● EXERCISE TASK
Turn the stretch of entries from the line containing "Annotate this image: element" through the line containing "row-value: 6: [102, 85, 343, 106]" into a Markdown table with the columns "Number" and "Line". Leave out blank lines and the pictures.

● SUPPLIED RECORDS
- - - -
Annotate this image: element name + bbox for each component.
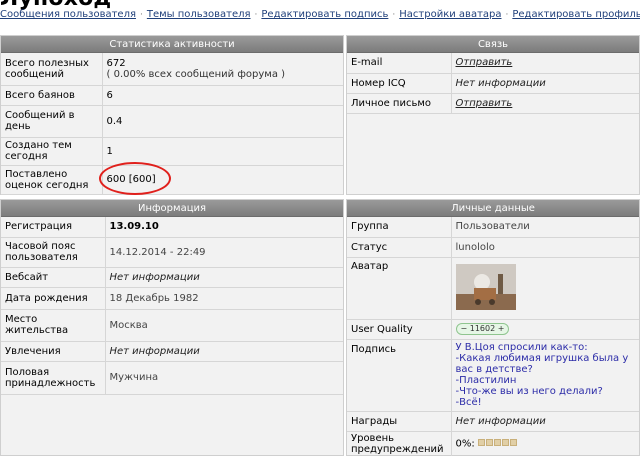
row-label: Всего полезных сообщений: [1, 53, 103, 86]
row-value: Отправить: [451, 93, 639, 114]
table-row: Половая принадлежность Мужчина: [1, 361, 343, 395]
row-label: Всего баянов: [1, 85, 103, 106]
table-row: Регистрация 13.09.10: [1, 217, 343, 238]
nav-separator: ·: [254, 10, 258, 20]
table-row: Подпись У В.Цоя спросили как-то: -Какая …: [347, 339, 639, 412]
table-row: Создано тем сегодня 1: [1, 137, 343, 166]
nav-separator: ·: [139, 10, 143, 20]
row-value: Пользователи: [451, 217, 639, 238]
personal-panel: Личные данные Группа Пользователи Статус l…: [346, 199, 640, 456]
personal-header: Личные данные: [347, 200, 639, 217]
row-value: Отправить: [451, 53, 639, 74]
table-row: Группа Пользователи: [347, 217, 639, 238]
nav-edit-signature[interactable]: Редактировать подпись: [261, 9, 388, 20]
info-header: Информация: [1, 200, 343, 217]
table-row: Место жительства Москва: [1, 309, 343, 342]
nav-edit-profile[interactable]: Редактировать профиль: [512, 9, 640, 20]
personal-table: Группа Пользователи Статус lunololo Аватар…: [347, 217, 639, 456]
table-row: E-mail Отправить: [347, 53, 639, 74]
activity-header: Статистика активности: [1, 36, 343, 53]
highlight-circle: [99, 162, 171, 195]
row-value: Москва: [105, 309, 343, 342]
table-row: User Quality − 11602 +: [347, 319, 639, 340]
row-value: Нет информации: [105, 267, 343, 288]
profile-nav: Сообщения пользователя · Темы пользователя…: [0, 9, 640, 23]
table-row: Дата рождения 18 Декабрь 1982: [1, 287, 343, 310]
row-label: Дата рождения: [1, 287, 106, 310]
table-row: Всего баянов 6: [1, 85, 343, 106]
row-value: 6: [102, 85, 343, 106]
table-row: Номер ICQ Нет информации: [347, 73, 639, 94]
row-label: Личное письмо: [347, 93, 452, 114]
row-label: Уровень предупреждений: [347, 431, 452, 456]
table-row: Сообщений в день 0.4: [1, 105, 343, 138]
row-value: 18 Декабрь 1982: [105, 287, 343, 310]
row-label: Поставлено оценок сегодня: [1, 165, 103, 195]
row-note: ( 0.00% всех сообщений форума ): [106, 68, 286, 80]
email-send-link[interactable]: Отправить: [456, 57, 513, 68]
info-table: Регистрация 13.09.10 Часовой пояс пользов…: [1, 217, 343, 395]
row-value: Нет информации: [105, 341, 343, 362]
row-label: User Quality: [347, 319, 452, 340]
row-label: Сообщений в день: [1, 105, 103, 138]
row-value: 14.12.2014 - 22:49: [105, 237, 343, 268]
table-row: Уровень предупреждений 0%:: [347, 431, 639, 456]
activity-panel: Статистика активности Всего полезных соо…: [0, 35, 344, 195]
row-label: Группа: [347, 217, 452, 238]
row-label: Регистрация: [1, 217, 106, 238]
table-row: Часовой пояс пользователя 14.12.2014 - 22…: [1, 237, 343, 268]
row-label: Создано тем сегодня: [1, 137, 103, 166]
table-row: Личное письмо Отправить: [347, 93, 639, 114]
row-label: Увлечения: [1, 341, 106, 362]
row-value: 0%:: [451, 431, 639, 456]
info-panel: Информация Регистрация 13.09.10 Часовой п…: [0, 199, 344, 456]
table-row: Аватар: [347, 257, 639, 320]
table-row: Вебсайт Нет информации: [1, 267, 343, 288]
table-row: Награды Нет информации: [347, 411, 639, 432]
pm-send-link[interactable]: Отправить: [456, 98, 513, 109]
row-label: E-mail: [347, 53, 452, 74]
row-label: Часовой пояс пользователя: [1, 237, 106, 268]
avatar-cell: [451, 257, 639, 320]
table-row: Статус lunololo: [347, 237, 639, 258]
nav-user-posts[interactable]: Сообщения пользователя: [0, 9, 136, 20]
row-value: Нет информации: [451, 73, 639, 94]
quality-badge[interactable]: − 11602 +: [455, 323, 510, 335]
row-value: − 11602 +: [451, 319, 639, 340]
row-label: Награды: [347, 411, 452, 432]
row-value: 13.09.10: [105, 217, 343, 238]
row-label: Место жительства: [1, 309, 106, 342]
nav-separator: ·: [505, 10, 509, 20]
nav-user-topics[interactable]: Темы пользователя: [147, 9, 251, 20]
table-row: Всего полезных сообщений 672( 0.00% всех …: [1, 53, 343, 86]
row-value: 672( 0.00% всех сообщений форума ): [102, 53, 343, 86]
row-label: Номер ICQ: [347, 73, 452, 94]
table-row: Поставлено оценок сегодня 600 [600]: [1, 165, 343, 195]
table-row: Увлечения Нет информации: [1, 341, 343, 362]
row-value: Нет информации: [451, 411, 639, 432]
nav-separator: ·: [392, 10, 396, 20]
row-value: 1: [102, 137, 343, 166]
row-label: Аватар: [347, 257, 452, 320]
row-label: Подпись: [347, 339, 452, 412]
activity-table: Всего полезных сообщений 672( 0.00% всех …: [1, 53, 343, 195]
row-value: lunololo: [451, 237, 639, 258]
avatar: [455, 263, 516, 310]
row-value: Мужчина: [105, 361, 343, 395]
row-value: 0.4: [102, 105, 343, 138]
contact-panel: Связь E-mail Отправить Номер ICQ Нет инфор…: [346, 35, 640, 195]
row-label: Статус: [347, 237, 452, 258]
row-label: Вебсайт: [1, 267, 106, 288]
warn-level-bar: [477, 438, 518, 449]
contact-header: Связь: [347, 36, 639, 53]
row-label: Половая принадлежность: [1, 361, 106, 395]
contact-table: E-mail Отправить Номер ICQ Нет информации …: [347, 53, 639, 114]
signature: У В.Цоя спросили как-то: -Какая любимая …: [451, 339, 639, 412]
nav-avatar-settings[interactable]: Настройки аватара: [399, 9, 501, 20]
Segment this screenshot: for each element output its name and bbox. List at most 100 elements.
- - - -
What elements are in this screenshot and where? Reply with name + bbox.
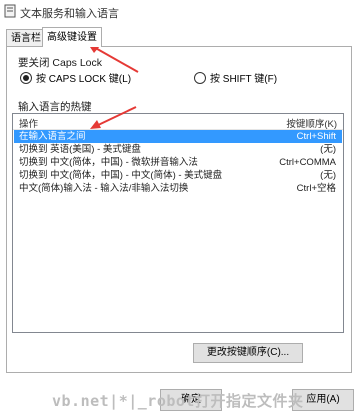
- - - -
● TASK SOLUTION
| Number | Line |
|---|---|
| 1 | Annotate this image: element name + bbox for each component. |
| 2 | row-label: Всего полезных сообщений: [1, 53, 103, 86] |
| 3 | row-value: Отправить: [451, 93, 639, 114] |
| 4 | table-row: Половая принадлежность Мужчина: [1, 361, 343, 395] |
| 5 | row-label: Всего баянов: [1, 85, 103, 106] |
| 6 | table-row: Регистрация 13.09.10: [1, 217, 343, 238] |
| 7 | nav-separator: ·: [254, 10, 258, 20] |
| 8 | table-row: Подпись У В.Цоя спросили как-то: -Какая …: [347, 339, 639, 412] |
| 9 | table-row: Создано тем сегодня 1: [1, 137, 343, 166] |
| 10 | nav-separator: ·: [139, 10, 143, 20] |
| 11 | row-value: Пользователи: [451, 217, 639, 238] |
| 12 | personal-panel: Личные данные Группа Пользователи Статус l…: [346, 199, 640, 456] |
| 13 | personal-header: Личные данные: [347, 200, 639, 217] |
| 14 | row-value: Отправить: [451, 53, 639, 74] |
| 15 | table-row: Группа Пользователи: [347, 217, 639, 238] |
| 16 | nav-edit-signature[interactable]: Редактировать подпись: [261, 9, 388, 20] |
| 17 | info-header: Информация: [1, 200, 343, 217] |
| 18 | table-row: Место жительства Москва: [1, 309, 343, 342] |
| 19 | nav-edit-profile[interactable]: Редактировать профиль: [512, 9, 640, 20] |
| 20 | personal-table: Группа Пользователи Статус lunololo Аватар…: [347, 217, 639, 456] |
| 21 | table-row: E-mail Отправить: [347, 53, 639, 74] |
| 22 | activity-header: Статистика активности: [1, 36, 343, 53] |
| 23 | highlight-circle: [99, 162, 171, 195] |
| 24 | row-value: Москва: [105, 309, 343, 342] |
| 25 | table-row: User Quality − 11602 +: [347, 319, 639, 340] |
| 26 | row-value: Нет информации: [105, 267, 343, 288] |
| 27 | profile-nav: Сообщения пользователя · Темы пользователя…: [0, 9, 640, 23] |
| 28 | table-row: Дата рождения 18 Декабрь 1982: [1, 287, 343, 310] |
| 29 | row-label: Дата рождения: [1, 287, 106, 310] |
| 30 | table-row: Всего баянов 6: [1, 85, 343, 106] |
| 31 | row-value: 6: [102, 85, 343, 106] |